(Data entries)
# # # #
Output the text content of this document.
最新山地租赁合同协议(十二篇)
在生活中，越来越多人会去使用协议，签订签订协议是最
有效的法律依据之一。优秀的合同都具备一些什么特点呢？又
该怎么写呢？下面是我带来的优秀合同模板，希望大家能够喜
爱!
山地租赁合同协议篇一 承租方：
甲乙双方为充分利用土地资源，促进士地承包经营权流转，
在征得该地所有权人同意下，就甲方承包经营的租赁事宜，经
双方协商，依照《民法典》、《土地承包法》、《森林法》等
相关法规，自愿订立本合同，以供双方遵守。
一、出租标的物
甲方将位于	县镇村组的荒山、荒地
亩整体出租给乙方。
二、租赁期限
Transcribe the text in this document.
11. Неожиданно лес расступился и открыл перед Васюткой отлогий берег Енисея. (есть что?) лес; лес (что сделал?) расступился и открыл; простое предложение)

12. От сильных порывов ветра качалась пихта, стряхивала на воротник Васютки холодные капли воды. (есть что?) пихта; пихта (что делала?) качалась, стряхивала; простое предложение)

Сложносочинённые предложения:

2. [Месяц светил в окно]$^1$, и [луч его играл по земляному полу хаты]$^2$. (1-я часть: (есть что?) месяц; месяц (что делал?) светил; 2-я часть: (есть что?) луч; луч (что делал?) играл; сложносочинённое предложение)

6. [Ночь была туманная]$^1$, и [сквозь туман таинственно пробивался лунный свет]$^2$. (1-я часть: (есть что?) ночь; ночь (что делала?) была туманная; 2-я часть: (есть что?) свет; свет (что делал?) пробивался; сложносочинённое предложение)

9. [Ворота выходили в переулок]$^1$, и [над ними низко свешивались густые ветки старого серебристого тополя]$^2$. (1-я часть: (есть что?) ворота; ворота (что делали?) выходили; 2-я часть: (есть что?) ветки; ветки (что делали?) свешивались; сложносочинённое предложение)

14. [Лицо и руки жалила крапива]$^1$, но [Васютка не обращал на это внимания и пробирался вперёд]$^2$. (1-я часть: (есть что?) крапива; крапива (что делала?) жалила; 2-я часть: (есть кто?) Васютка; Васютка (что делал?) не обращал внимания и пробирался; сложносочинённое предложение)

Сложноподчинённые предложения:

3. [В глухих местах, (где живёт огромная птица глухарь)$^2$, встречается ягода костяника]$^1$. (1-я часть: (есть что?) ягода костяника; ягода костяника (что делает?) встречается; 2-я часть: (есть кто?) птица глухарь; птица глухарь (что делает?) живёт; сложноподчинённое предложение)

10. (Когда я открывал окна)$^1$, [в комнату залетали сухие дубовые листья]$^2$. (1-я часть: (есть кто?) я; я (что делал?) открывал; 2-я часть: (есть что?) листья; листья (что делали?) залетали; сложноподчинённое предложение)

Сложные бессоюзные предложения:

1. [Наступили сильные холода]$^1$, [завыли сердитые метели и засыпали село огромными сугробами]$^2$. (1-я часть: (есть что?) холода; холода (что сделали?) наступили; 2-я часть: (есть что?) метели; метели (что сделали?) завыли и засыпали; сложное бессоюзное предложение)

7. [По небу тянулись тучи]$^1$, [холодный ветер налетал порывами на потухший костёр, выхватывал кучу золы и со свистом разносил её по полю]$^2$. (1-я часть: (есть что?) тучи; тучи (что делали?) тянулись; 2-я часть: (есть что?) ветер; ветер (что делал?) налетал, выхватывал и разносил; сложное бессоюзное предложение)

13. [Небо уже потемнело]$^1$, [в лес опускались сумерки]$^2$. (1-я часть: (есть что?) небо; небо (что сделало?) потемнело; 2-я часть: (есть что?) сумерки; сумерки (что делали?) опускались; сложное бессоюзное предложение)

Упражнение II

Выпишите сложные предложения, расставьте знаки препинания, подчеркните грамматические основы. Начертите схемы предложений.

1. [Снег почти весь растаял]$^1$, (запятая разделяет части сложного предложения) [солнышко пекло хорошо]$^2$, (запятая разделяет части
# # # #
-- Exercise aim --
Give only the number of lines in the material above where the string "предложения" appears.

-- Exercise response --
5